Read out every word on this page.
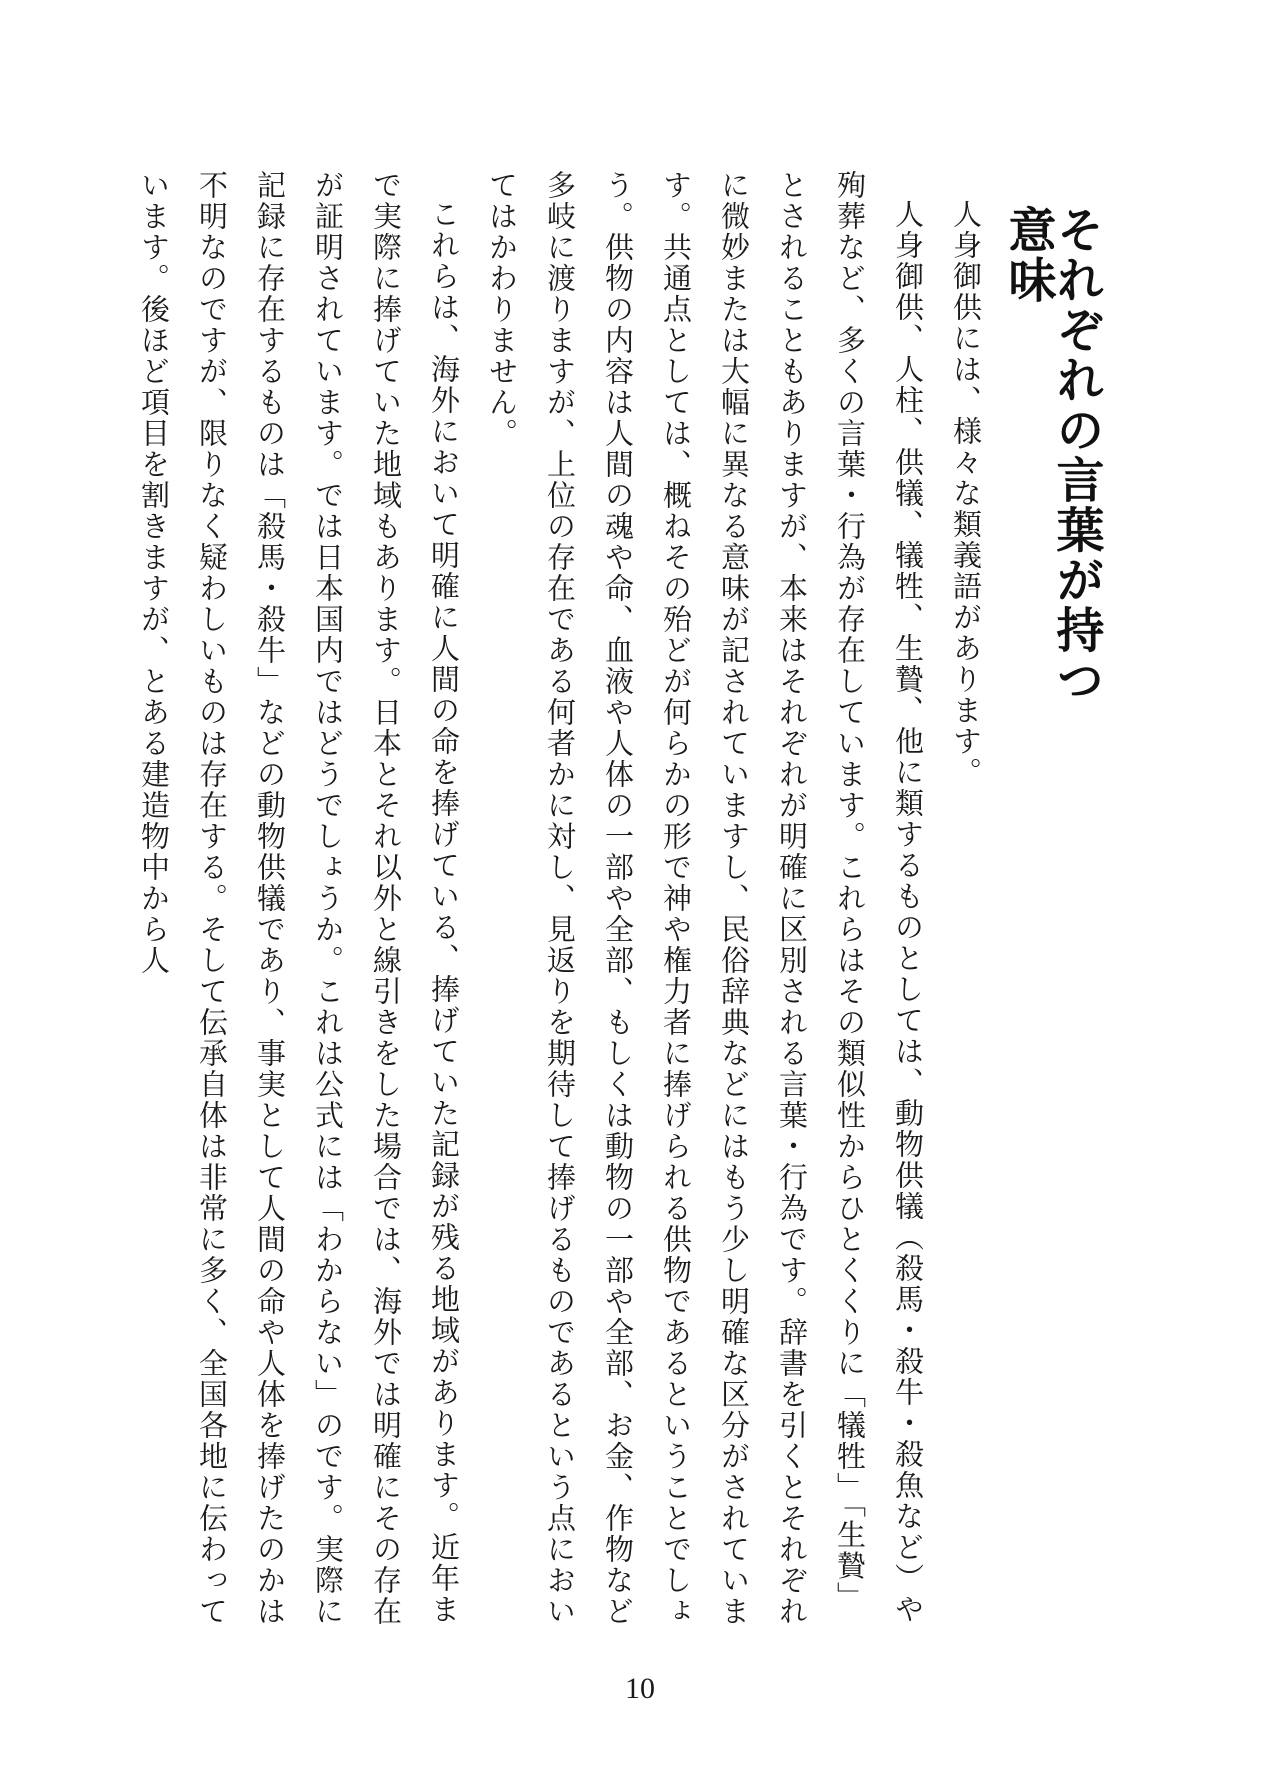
それぞれの言葉が持つ意味

人身御供には、様々な類義語があります。

人身御供、人柱、供犠、犠牲、生贄、他に類するものとしては、動物供犠（殺馬・殺牛・殺魚など）や殉葬など、多くの言葉・行為が存在しています。これらはその類似性からひとくくりに「犠牲」「生贄」とされることもありますが、本来はそれぞれが明確に区別される言葉・行為です。辞書を引くとそれぞれに微妙または大幅に異なる意味が記されていますし、民俗辞典などにはもう少し明確な区分がされています。共通点としては、概ねその殆どが何らかの形で神や権力者に捧げられる供物であるということでしょう。供物の内容は人間の魂や命、血液や人体の一部や全部、もしくは動物の一部や全部、お金、作物など多岐に渡りますが、上位の存在である何者かに対し、見返りを期待して捧げるものであるという点においてはかわりません。

これらは、海外において明確に人間の命を捧げている、捧げていた記録が残る地域があります。近年まで実際に捧げていた地域もあります。日本とそれ以外と線引きをした場合では、海外では明確にその存在が証明されています。では日本国内ではどうでしょうか。これは公式には「わからない」のです。実際に記録に存在するものは「殺馬・殺牛」などの動物供犠であり、事実として人間の命や人体を捧げたのかは不明なのですが、限りなく疑わしいものは存在する。そして伝承自体は非常に多く、全国各地に伝わっています。後ほど項目を割きますが、とある建造物中から人

10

### EXERCISE REQUIREMENTS
Return the full material word for word. Do not include the pictures.

### THE OUTPUT
Read out every word on this page.
それぞれの言葉が持つ意味

人身御供には、様々な類義語があります。

人身御供、人柱、供犠、犠牲、生贄、他に類するものとしては、動物供犠（殺馬・殺牛・殺魚など）や殉葬など、多くの言葉・行為が存在しています。これらはその類似性からひとくくりに「犠牲」「生贄」とされることもありますが、本来はそれぞれが明確に区別される言葉・行為です。辞書を引くとそれぞれに微妙または大幅に異なる意味が記されていますし、民俗辞典などにはもう少し明確な区分がされています。共通点としては、概ねその殆どが何らかの形で神や権力者に捧げられる供物であるということでしょう。供物の内容は人間の魂や命、血液や人体の一部や全部、もしくは動物の一部や全部、お金、作物など多岐に渡りますが、上位の存在である何者かに対し、見返りを期待して捧げるものであるという点においてはかわりません。

これらは、海外において明確に人間の命を捧げている、捧げていた記録が残る地域があります。近年まで実際に捧げていた地域もあります。日本とそれ以外と線引きをした場合では、海外では明確にその存在が証明されています。では日本国内ではどうでしょうか。これは公式には「わからない」のです。実際に記録に存在するものは「殺馬・殺牛」などの動物供犠であり、事実として人間の命や人体を捧げたのかは不明なのですが、限りなく疑わしいものは存在する。そして伝承自体は非常に多く、全国各地に伝わっています。後ほど項目を割きますが、とある建造物中から人

10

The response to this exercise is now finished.